Problem: Go through the entries one line at a time, and gather every line that has the word "Pengolahan".

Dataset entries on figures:
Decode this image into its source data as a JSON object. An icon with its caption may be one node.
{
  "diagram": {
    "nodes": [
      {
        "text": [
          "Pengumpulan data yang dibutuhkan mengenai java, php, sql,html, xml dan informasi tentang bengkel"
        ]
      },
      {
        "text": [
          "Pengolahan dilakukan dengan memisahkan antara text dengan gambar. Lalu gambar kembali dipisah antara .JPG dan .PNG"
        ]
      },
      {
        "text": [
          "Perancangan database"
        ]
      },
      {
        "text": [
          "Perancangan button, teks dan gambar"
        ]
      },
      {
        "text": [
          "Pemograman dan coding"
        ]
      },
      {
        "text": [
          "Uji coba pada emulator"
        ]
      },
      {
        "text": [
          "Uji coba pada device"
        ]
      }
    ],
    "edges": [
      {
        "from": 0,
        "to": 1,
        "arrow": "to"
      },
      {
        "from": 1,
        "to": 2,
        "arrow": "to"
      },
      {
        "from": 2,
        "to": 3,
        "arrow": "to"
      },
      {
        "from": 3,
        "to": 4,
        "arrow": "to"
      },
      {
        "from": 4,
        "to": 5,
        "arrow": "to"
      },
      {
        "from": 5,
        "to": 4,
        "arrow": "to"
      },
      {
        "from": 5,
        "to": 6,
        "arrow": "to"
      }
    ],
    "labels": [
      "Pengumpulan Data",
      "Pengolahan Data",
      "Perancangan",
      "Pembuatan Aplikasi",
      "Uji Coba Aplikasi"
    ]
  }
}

Full output:
          "Pengolahan dilakukan dengan memisahkan antara text dengan gambar. Lalu gambar kembali dipisah antara .JPG dan .PNG"
      "Pengolahan Data",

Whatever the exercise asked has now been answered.